» Work request A: In the docking thread, print the text from "The numbers of EquiBindS" up to and including "replaced with SMINA.".
» Work request B: Rewrite the paragraph of the docking thread that begins "The numbers of SMINA and EquiBindS are different" as a short list, keeping its main facts.

» Passage for review:
◆ ◆ ◆ ◆ ◆
Could you provide QuickVina2 and Smina finetuning script? I am curious.


It is my guess below. Your experiment pipline should be rigid_redocking model first, then using smina to do the finetuning. In this pipeline, actually maybe because of the ligand's initial conformer is exactly the one in the co-crystal ligand pose (rotatable bond is correct), and the Smina result(11.6) is only using rdkit conformer (rotatable bond may not be correct), finally, it causes different result. The different rotatable bond of ligand will casue very different docking results while using traditional docking software.

HannesStark commented 2 years ago

Hi and thanks for the issue!

The numbers of SMINA and EquiBindS are different because SMINA searches in the bounding box as defined by the whole receptor. Meanwhile, EquiBindS only runs SMINA in a small bounding box around the ligand that was predicted by EquiBind-R. EquiBind-R only receives the RDKit ligand as input and SMINA directly uses the output of EquiBind-R.

The numbers of EquiBindS are better than those of SMINA since EquiBind-R often provides a correct approximate location for where to search with the smaller bounding box.

So it is correct that the experiment pipeline uses the rigid_docking model first, but this is with an RDKit conformer as input during inference and not with the co-crystallized ligand pose.

I hope this clarifies everything. We will describe this more clearly in the next version of the paper - thanks for pointing it out!


Here is the code that we use for EquiBindQ. For EquiBindS it is similar, but QickVina2 is replaced with SMINA.
◆ ◆ ◆ ◆ ◆
» Page layout parsing data:
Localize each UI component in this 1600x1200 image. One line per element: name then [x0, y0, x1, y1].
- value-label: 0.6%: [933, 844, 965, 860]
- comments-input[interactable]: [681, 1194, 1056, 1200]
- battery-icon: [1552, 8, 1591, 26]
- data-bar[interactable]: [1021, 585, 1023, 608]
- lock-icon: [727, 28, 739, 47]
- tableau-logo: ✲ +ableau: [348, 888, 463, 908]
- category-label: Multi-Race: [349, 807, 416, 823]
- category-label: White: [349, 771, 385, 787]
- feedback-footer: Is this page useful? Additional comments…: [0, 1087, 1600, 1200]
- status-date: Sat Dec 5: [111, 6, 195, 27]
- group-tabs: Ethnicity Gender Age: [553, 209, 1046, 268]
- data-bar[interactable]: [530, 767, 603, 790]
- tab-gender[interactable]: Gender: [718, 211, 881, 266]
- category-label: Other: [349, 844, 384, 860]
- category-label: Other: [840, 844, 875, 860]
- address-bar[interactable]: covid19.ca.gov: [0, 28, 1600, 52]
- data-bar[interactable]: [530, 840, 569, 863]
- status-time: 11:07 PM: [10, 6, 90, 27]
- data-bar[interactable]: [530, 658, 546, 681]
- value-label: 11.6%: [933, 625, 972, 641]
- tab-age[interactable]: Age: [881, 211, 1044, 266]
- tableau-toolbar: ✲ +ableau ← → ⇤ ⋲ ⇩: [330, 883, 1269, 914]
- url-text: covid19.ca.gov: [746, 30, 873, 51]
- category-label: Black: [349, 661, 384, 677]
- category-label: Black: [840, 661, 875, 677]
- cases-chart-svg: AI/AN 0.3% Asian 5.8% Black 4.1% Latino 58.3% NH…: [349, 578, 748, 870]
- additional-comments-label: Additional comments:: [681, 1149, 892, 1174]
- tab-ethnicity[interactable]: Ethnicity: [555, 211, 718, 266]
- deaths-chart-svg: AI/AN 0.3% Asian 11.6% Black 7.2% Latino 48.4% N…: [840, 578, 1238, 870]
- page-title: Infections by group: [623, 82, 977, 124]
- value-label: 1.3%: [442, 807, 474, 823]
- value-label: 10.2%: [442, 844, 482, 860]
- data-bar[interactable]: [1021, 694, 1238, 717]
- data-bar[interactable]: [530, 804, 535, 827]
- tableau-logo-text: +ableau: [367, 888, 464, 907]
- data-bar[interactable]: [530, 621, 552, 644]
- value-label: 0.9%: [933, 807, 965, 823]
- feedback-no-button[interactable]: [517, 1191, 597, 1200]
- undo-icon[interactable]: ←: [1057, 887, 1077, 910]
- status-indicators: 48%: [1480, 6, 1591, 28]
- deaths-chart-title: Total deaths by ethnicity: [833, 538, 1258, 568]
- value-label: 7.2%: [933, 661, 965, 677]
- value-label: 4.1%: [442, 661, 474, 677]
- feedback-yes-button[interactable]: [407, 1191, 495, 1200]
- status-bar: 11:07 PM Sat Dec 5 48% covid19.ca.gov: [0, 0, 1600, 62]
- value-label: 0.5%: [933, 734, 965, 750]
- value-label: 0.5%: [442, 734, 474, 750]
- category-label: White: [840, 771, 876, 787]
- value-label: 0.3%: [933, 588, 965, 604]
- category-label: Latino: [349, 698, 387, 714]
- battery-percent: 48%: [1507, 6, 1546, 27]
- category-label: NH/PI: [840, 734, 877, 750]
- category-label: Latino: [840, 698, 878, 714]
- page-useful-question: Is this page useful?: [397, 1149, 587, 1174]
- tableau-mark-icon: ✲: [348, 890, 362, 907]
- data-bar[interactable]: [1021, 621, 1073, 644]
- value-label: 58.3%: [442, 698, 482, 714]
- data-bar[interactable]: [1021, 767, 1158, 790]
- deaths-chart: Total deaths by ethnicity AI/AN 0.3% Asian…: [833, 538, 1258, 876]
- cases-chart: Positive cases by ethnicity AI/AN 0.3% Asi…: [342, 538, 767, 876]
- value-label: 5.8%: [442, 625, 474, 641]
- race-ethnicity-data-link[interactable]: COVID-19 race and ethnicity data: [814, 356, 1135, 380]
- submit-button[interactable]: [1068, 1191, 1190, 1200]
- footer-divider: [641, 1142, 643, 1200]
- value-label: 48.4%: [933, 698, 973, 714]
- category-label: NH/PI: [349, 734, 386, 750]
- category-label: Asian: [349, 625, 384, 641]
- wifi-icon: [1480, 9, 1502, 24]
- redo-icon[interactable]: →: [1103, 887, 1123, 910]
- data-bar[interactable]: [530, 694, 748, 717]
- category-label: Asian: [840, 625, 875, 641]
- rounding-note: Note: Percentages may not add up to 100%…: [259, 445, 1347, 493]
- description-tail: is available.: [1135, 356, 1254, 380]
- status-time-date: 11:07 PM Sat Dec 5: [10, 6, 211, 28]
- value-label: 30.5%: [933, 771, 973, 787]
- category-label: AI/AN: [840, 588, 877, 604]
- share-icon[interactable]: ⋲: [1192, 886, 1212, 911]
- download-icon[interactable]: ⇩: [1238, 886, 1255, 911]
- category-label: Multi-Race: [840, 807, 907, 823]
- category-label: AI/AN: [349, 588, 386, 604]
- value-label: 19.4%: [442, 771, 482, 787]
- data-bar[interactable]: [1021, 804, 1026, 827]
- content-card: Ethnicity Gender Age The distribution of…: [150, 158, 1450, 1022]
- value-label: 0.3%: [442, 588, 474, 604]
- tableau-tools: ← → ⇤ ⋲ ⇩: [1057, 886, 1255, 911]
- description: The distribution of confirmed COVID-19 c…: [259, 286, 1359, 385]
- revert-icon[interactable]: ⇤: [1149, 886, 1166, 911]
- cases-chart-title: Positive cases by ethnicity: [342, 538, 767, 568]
◆ ◆ ◆ ◆ ◆
» Task output A:
The numbers of EquiBindS are better than those of SMINA since EquiBind-R often provides a correct approximate location for where to search with the smaller bounding box.

So it is correct that the experiment pipeline uses the rigid_docking model first, but this is with an RDKit conformer as input during inference and not with the co-crystallized ligand pose.

I hope this clarifies everything. We will describe this more clearly in the next version of the paper - thanks for pointing it out!


Here is the code that we use for EquiBindQ. For EquiBindS it is similar, but QickVina2 is replaced with SMINA.

» Task output B:
SMINA and EquiBindS give different numbers because:
- SMINA searches a bounding box set by the whole receptor.
- EquiBindS runs SMINA only in a small bounding box around the ligand predicted by EquiBind-R.
- EquiBind-R takes only the RDKit ligand as input.
- SMINA directly uses EquiBind-R's output.